Data records:
[BEGIN]
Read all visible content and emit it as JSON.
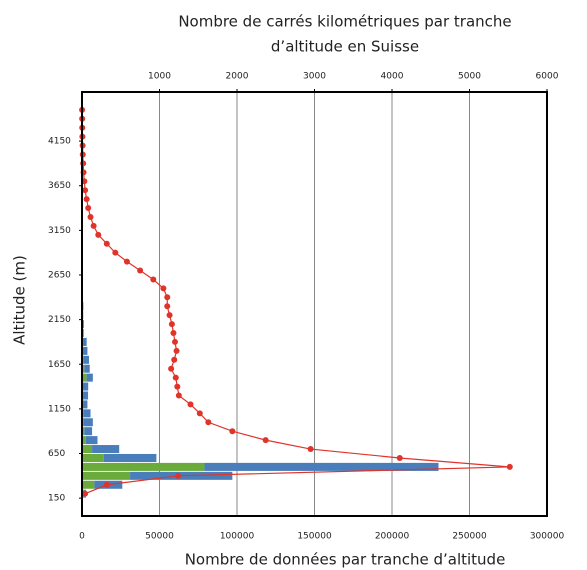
{
  "chart_data": {
    "type": "bar",
    "orientation": "horizontal",
    "stacked": true,
    "title": [
      "Nombre de carrés kilométriques par tranche",
      "d’altitude en Suisse"
    ],
    "xlabel": "Nombre de données par tranche d’altitude",
    "ylabel": "Altitude (m)",
    "y": [
      200,
      300,
      400,
      500,
      600,
      700,
      800,
      900,
      1000,
      1100,
      1200,
      1300,
      1400,
      1500,
      1600,
      1700,
      1800,
      1900,
      2000,
      2100,
      2200,
      2300,
      2400,
      2500,
      2600,
      2700,
      2800,
      2900,
      3000,
      3100,
      3200,
      3300,
      3400,
      3500,
      3600,
      3700,
      3800,
      3900,
      4000,
      4100,
      4200,
      4300,
      4400,
      4500
    ],
    "band": 100,
    "series": [
      {
        "color": "#6aab3c",
        "values": [
          1500,
          8000,
          31000,
          79000,
          14000,
          6500,
          2500,
          1500,
          1000,
          800,
          500,
          400,
          500,
          3000,
          1500,
          1000,
          500,
          500,
          300,
          300,
          200,
          200,
          150,
          150,
          100,
          100,
          100,
          100,
          50,
          50,
          50,
          50,
          50,
          50,
          0,
          0,
          0,
          0,
          0,
          0,
          0,
          0,
          0,
          0
        ]
      },
      {
        "color": "#4a7ebb",
        "values": [
          1000,
          18000,
          66000,
          151000,
          34000,
          17500,
          7500,
          5000,
          6000,
          4700,
          3000,
          3500,
          3500,
          4000,
          3500,
          3500,
          3000,
          2500,
          800,
          900,
          600,
          700,
          500,
          500,
          400,
          400,
          300,
          300,
          300,
          200,
          200,
          200,
          150,
          150,
          100,
          100,
          100,
          100,
          100,
          100,
          100,
          100,
          100,
          100
        ]
      },
      {
        "type": "line",
        "axis": "x2",
        "color": "#e0342b",
        "values": [
          40,
          320,
          1240,
          5520,
          4100,
          2950,
          2370,
          1940,
          1630,
          1520,
          1400,
          1250,
          1230,
          1210,
          1150,
          1190,
          1220,
          1200,
          1180,
          1160,
          1130,
          1100,
          1100,
          1050,
          920,
          750,
          580,
          430,
          320,
          210,
          150,
          110,
          80,
          60,
          40,
          30,
          20,
          15,
          10,
          8,
          5,
          3,
          2,
          1
        ]
      }
    ],
    "xlim": [
      0,
      300000
    ],
    "xticks": [
      0,
      50000,
      100000,
      150000,
      200000,
      250000,
      300000
    ],
    "x2lim": [
      0,
      6000
    ],
    "x2ticks": [
      1000,
      2000,
      3000,
      4000,
      5000,
      6000
    ],
    "ylim": [
      -50,
      4700
    ],
    "yticks": [
      150,
      650,
      1150,
      1650,
      2150,
      2650,
      3150,
      3650,
      4150
    ],
    "grid": true
  }
}
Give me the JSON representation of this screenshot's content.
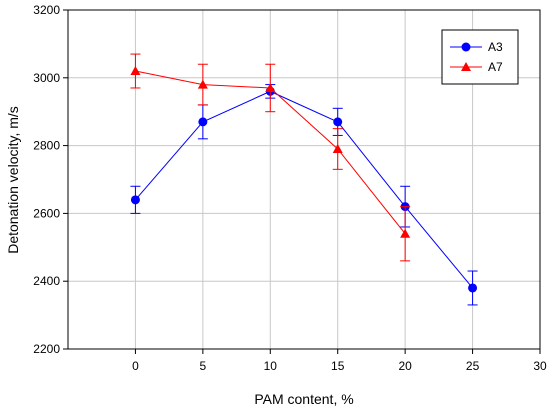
{
  "chart_data": {
    "type": "line",
    "title": "",
    "xlabel": "PAM content, %",
    "ylabel": "Detonation velocity, m/s",
    "xlim": [
      -5,
      30
    ],
    "ylim": [
      2200,
      3200
    ],
    "xticks": [
      0,
      5,
      10,
      15,
      20,
      25,
      30
    ],
    "yticks": [
      2200,
      2400,
      2600,
      2800,
      3000,
      3200
    ],
    "grid": true,
    "legend_position": "top-right",
    "series": [
      {
        "name": "A3",
        "color": "#0000FF",
        "marker": "circle",
        "x": [
          0,
          5,
          10,
          15,
          20,
          25
        ],
        "y": [
          2640,
          2870,
          2960,
          2870,
          2620,
          2380
        ],
        "error": [
          40,
          50,
          20,
          40,
          60,
          50
        ]
      },
      {
        "name": "A7",
        "color": "#FF0000",
        "marker": "triangle",
        "x": [
          0,
          5,
          10,
          15,
          20
        ],
        "y": [
          3020,
          2980,
          2970,
          2790,
          2540
        ],
        "error": [
          50,
          60,
          70,
          60,
          80
        ]
      }
    ]
  }
}
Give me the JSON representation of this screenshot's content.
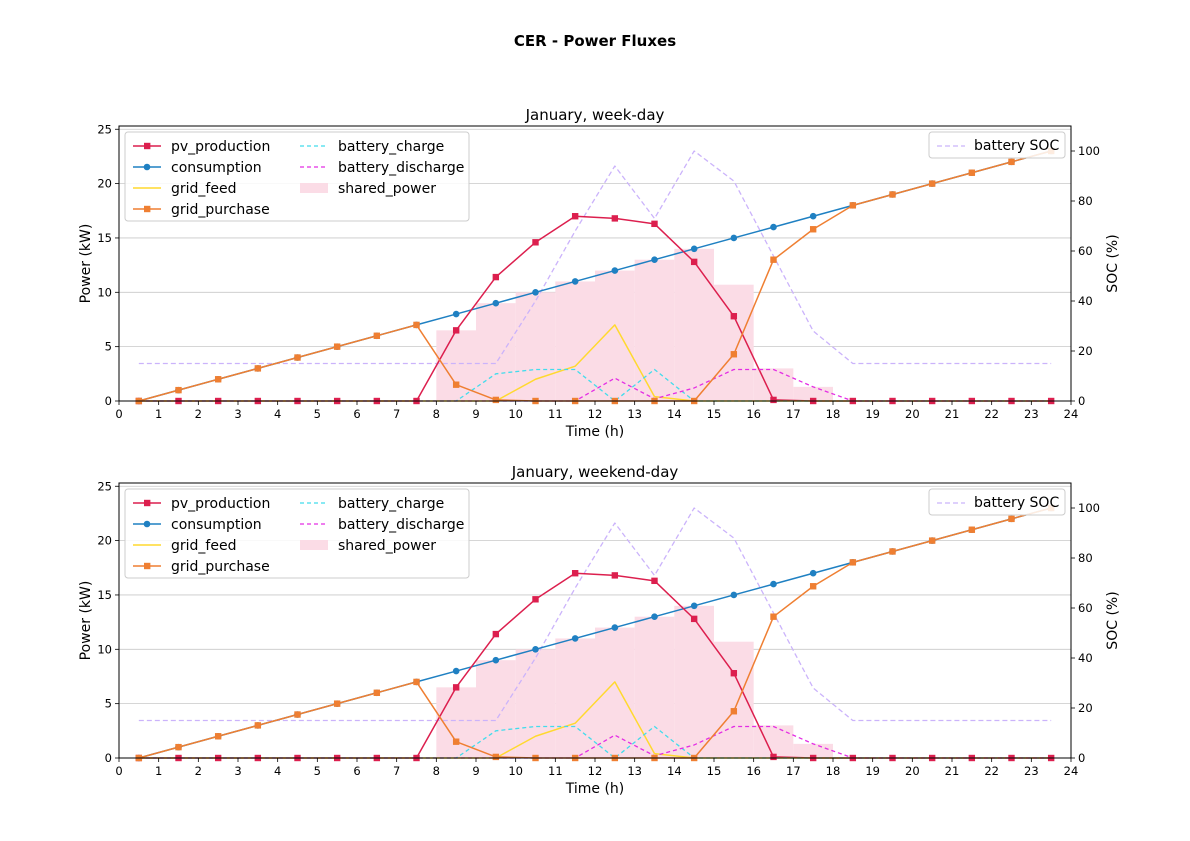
{
  "figure": {
    "title": "CER - Power Fluxes",
    "background": "#ffffff"
  },
  "colors": {
    "pv_production": "#dc1f4e",
    "consumption": "#1f80c2",
    "grid_feed": "#ffd92f",
    "grid_purchase": "#ef7f32",
    "battery_charge": "#42dcec",
    "battery_discharge": "#e42de4",
    "shared_power": "#fbdce6",
    "battery_soc": "#cbb3fb",
    "grid": "#c8c8c8"
  },
  "chart_data": [
    {
      "type": "line",
      "title": "January, week-day",
      "xlabel": "Time (h)",
      "ylabel": "Power (kW)",
      "y2label": "SOC (%)",
      "xlim": [
        0,
        24
      ],
      "ylim": [
        0,
        25.3
      ],
      "y2lim": [
        0,
        110
      ],
      "xticks": [
        "0",
        "1",
        "2",
        "3",
        "4",
        "5",
        "6",
        "7",
        "8",
        "9",
        "10",
        "11",
        "12",
        "13",
        "14",
        "15",
        "16",
        "17",
        "18",
        "19",
        "20",
        "21",
        "22",
        "23",
        "24"
      ],
      "yticks": [
        "0",
        "5",
        "10",
        "15",
        "20",
        "25"
      ],
      "y2ticks": [
        "0",
        "20",
        "40",
        "60",
        "80",
        "100"
      ],
      "grid": "horizontal",
      "legend_left": [
        "pv_production",
        "consumption",
        "grid_feed",
        "grid_purchase",
        "battery_charge",
        "battery_discharge",
        "shared_power"
      ],
      "legend_right": [
        "battery SOC"
      ],
      "x": [
        0.5,
        1.5,
        2.5,
        3.5,
        4.5,
        5.5,
        6.5,
        7.5,
        8.5,
        9.5,
        10.5,
        11.5,
        12.5,
        13.5,
        14.5,
        15.5,
        16.5,
        17.5,
        18.5,
        19.5,
        20.5,
        21.5,
        22.5,
        23.5
      ],
      "series": [
        {
          "name": "pv_production",
          "style": "line-square",
          "values": [
            0,
            0,
            0,
            0,
            0,
            0,
            0,
            0,
            6.5,
            11.4,
            14.6,
            17.0,
            16.8,
            16.3,
            12.8,
            7.8,
            0.1,
            0,
            0,
            0,
            0,
            0,
            0,
            0
          ]
        },
        {
          "name": "consumption",
          "style": "line-circle",
          "values": [
            0,
            1,
            2,
            3,
            4,
            5,
            6,
            7,
            8,
            9,
            10,
            11,
            12,
            13,
            14,
            15,
            16,
            17,
            18,
            19,
            20,
            21,
            22,
            23
          ]
        },
        {
          "name": "grid_feed",
          "style": "line",
          "values": [
            0,
            0,
            0,
            0,
            0,
            0,
            0,
            0,
            0,
            0,
            2.0,
            3.2,
            7.0,
            0.4,
            0,
            0,
            0,
            0,
            0,
            0,
            0,
            0,
            0,
            0
          ]
        },
        {
          "name": "grid_purchase",
          "style": "line-square",
          "values": [
            0,
            1,
            2,
            3,
            4,
            5,
            6,
            7,
            1.5,
            0.1,
            0,
            0,
            0,
            0,
            0,
            4.3,
            13.0,
            15.8,
            18,
            19,
            20,
            21,
            22,
            23
          ]
        },
        {
          "name": "battery_charge",
          "style": "dashed",
          "values": [
            0,
            0,
            0,
            0,
            0,
            0,
            0,
            0,
            0,
            2.5,
            2.9,
            2.9,
            0,
            2.9,
            0,
            0,
            0,
            0,
            0,
            0,
            0,
            0,
            0,
            0
          ]
        },
        {
          "name": "battery_discharge",
          "style": "dashed",
          "values": [
            0,
            0,
            0,
            0,
            0,
            0,
            0,
            0,
            0,
            0,
            0,
            0,
            2.1,
            0.2,
            1.2,
            2.9,
            2.9,
            1.3,
            0,
            0,
            0,
            0,
            0,
            0
          ]
        },
        {
          "name": "shared_power",
          "style": "bar",
          "values": [
            0,
            0,
            0,
            0,
            0,
            0,
            0,
            0,
            6.5,
            9.0,
            10.0,
            11.0,
            12.0,
            13.0,
            14.0,
            10.7,
            3.0,
            1.3,
            0,
            0,
            0,
            0,
            0,
            0
          ]
        },
        {
          "name": "battery SOC",
          "axis": "right",
          "style": "dashed",
          "values": [
            15,
            15,
            15,
            15,
            15,
            15,
            15,
            15,
            15,
            15,
            40,
            68,
            94,
            73,
            100,
            88,
            58,
            28,
            15,
            15,
            15,
            15,
            15,
            15
          ]
        }
      ]
    },
    {
      "type": "line",
      "title": "January, weekend-day",
      "xlabel": "Time (h)",
      "ylabel": "Power (kW)",
      "y2label": "SOC (%)",
      "xlim": [
        0,
        24
      ],
      "ylim": [
        0,
        25.3
      ],
      "y2lim": [
        0,
        110
      ],
      "xticks": [
        "0",
        "1",
        "2",
        "3",
        "4",
        "5",
        "6",
        "7",
        "8",
        "9",
        "10",
        "11",
        "12",
        "13",
        "14",
        "15",
        "16",
        "17",
        "18",
        "19",
        "20",
        "21",
        "22",
        "23",
        "24"
      ],
      "yticks": [
        "0",
        "5",
        "10",
        "15",
        "20",
        "25"
      ],
      "y2ticks": [
        "0",
        "20",
        "40",
        "60",
        "80",
        "100"
      ],
      "grid": "horizontal",
      "legend_left": [
        "pv_production",
        "consumption",
        "grid_feed",
        "grid_purchase",
        "battery_charge",
        "battery_discharge",
        "shared_power"
      ],
      "legend_right": [
        "battery SOC"
      ],
      "x": [
        0.5,
        1.5,
        2.5,
        3.5,
        4.5,
        5.5,
        6.5,
        7.5,
        8.5,
        9.5,
        10.5,
        11.5,
        12.5,
        13.5,
        14.5,
        15.5,
        16.5,
        17.5,
        18.5,
        19.5,
        20.5,
        21.5,
        22.5,
        23.5
      ],
      "series": [
        {
          "name": "pv_production",
          "style": "line-square",
          "values": [
            0,
            0,
            0,
            0,
            0,
            0,
            0,
            0,
            6.5,
            11.4,
            14.6,
            17.0,
            16.8,
            16.3,
            12.8,
            7.8,
            0.1,
            0,
            0,
            0,
            0,
            0,
            0,
            0
          ]
        },
        {
          "name": "consumption",
          "style": "line-circle",
          "values": [
            0,
            1,
            2,
            3,
            4,
            5,
            6,
            7,
            8,
            9,
            10,
            11,
            12,
            13,
            14,
            15,
            16,
            17,
            18,
            19,
            20,
            21,
            22,
            23
          ]
        },
        {
          "name": "grid_feed",
          "style": "line",
          "values": [
            0,
            0,
            0,
            0,
            0,
            0,
            0,
            0,
            0,
            0,
            2.0,
            3.2,
            7.0,
            0.4,
            0,
            0,
            0,
            0,
            0,
            0,
            0,
            0,
            0,
            0
          ]
        },
        {
          "name": "grid_purchase",
          "style": "line-square",
          "values": [
            0,
            1,
            2,
            3,
            4,
            5,
            6,
            7,
            1.5,
            0.1,
            0,
            0,
            0,
            0,
            0,
            4.3,
            13.0,
            15.8,
            18,
            19,
            20,
            21,
            22,
            23
          ]
        },
        {
          "name": "battery_charge",
          "style": "dashed",
          "values": [
            0,
            0,
            0,
            0,
            0,
            0,
            0,
            0,
            0,
            2.5,
            2.9,
            2.9,
            0,
            2.9,
            0,
            0,
            0,
            0,
            0,
            0,
            0,
            0,
            0,
            0
          ]
        },
        {
          "name": "battery_discharge",
          "style": "dashed",
          "values": [
            0,
            0,
            0,
            0,
            0,
            0,
            0,
            0,
            0,
            0,
            0,
            0,
            2.1,
            0.2,
            1.2,
            2.9,
            2.9,
            1.3,
            0,
            0,
            0,
            0,
            0,
            0
          ]
        },
        {
          "name": "shared_power",
          "style": "bar",
          "values": [
            0,
            0,
            0,
            0,
            0,
            0,
            0,
            0,
            6.5,
            9.0,
            10.0,
            11.0,
            12.0,
            13.0,
            14.0,
            10.7,
            3.0,
            1.3,
            0,
            0,
            0,
            0,
            0,
            0
          ]
        },
        {
          "name": "battery SOC",
          "axis": "right",
          "style": "dashed",
          "values": [
            15,
            15,
            15,
            15,
            15,
            15,
            15,
            15,
            15,
            15,
            40,
            68,
            94,
            73,
            100,
            88,
            58,
            28,
            15,
            15,
            15,
            15,
            15,
            15
          ]
        }
      ]
    }
  ]
}
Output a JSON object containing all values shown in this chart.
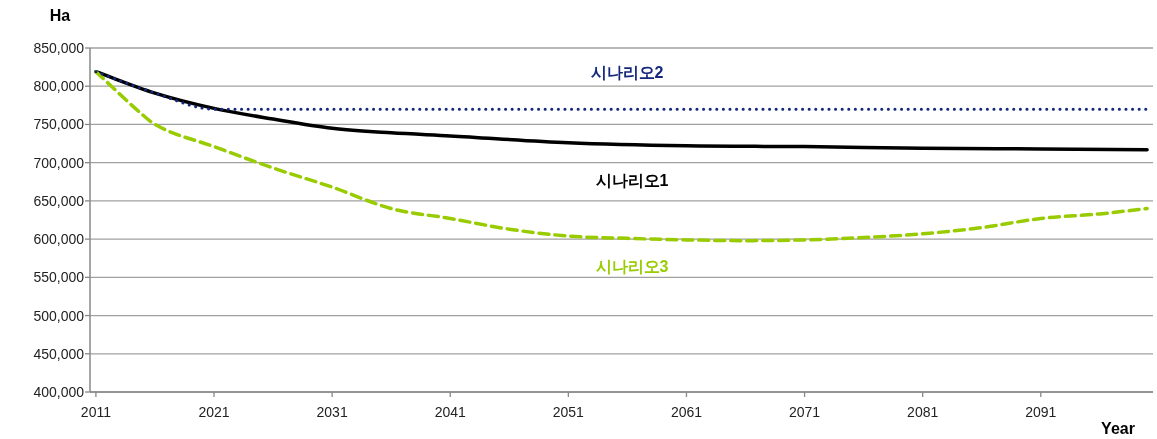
{
  "chart_data": {
    "type": "line",
    "xlabel": "Year",
    "ylabel": "Ha",
    "xlim": [
      2010.5,
      2100.5
    ],
    "xticks": [
      2011,
      2021,
      2031,
      2041,
      2051,
      2061,
      2071,
      2081,
      2091
    ],
    "ylim": [
      400000,
      850000
    ],
    "yticks": [
      {
        "value": 400000,
        "label": "400,000"
      },
      {
        "value": 450000,
        "label": "450,000"
      },
      {
        "value": 500000,
        "label": "500,000"
      },
      {
        "value": 550000,
        "label": "550,000"
      },
      {
        "value": 600000,
        "label": "600,000"
      },
      {
        "value": 650000,
        "label": "650,000"
      },
      {
        "value": 700000,
        "label": "700,000"
      },
      {
        "value": 750000,
        "label": "750,000"
      },
      {
        "value": 800000,
        "label": "800,000"
      },
      {
        "value": 850000,
        "label": "850,000"
      }
    ],
    "grid": "y",
    "series": [
      {
        "name": "시나리오1",
        "color": "#000000",
        "line_style": "solid",
        "x": [
          2011,
          2016,
          2021,
          2026,
          2031,
          2036,
          2041,
          2051,
          2061,
          2071,
          2081,
          2091,
          2100
        ],
        "values": [
          819000,
          791000,
          771000,
          757000,
          745000,
          739000,
          735000,
          726000,
          722000,
          721000,
          719000,
          718000,
          717000
        ]
      },
      {
        "name": "시나리오2",
        "color": "#14287a",
        "line_style": "dotted",
        "x": [
          2011,
          2016,
          2021,
          2100
        ],
        "values": [
          819000,
          791000,
          770000,
          770000
        ]
      },
      {
        "name": "시나리오3",
        "color": "#99cc00",
        "line_style": "dashed",
        "x": [
          2011,
          2015,
          2016,
          2021,
          2026,
          2031,
          2036,
          2041,
          2046,
          2051,
          2056,
          2061,
          2066,
          2071,
          2076,
          2081,
          2086,
          2091,
          2096,
          2100
        ],
        "values": [
          819000,
          762000,
          750000,
          721000,
          693000,
          668000,
          640000,
          627000,
          613000,
          604000,
          601000,
          599000,
          598000,
          599000,
          602000,
          607000,
          615000,
          627000,
          633000,
          640000
        ]
      }
    ]
  }
}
[END]
Stated task: Copy each line of the records containing the string "title".

Answer to this exercise:
    "title": [
    "title": "",
    "title": "CER - Power Fluxes",
      "title": "January, week-day",
      "title": "January, weekend-day",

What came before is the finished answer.